Task data:
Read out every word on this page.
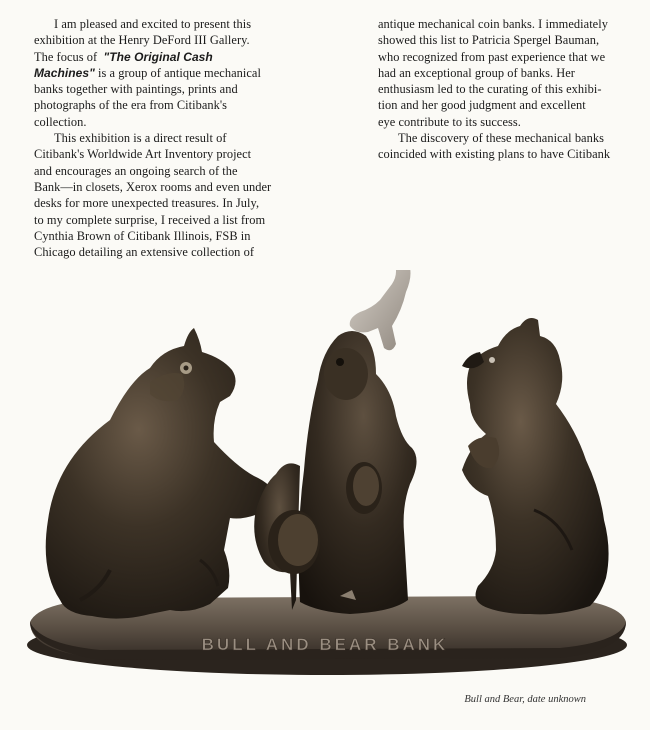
I am pleased and excited to present this
exhibition at the Henry DeFord III Gallery.
The focus of "The Original Cash
Machines" is a group of antique mechanical
banks together with paintings, prints and
photographs of the era from Citibank's
collection.
This exhibition is a direct result of
Citibank's Worldwide Art Inventory project
and encourages an ongoing search of the
Bank—in closets, Xerox rooms and even under
desks for more unexpected treasures. In July,
to my complete surprise, I received a list from
Cynthia Brown of Citibank Illinois, FSB in
Chicago detailing an extensive collection of
antique mechanical coin banks. I immediately
showed this list to Patricia Spergel Bauman,
who recognized from past experience that we
had an exceptional group of banks. Her
enthusiasm led to the curating of this exhibi-
tion and her good judgment and excellent
eye contribute to its success.
The discovery of these mechanical banks
coincided with existing plans to have Citibank
BULL AND BEAR BANK
Bull and Bear, date unknown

Set problem: Among the entries above, how many lines hold the string "exhibition"? Respond with nothing but the number.

Task answer: 2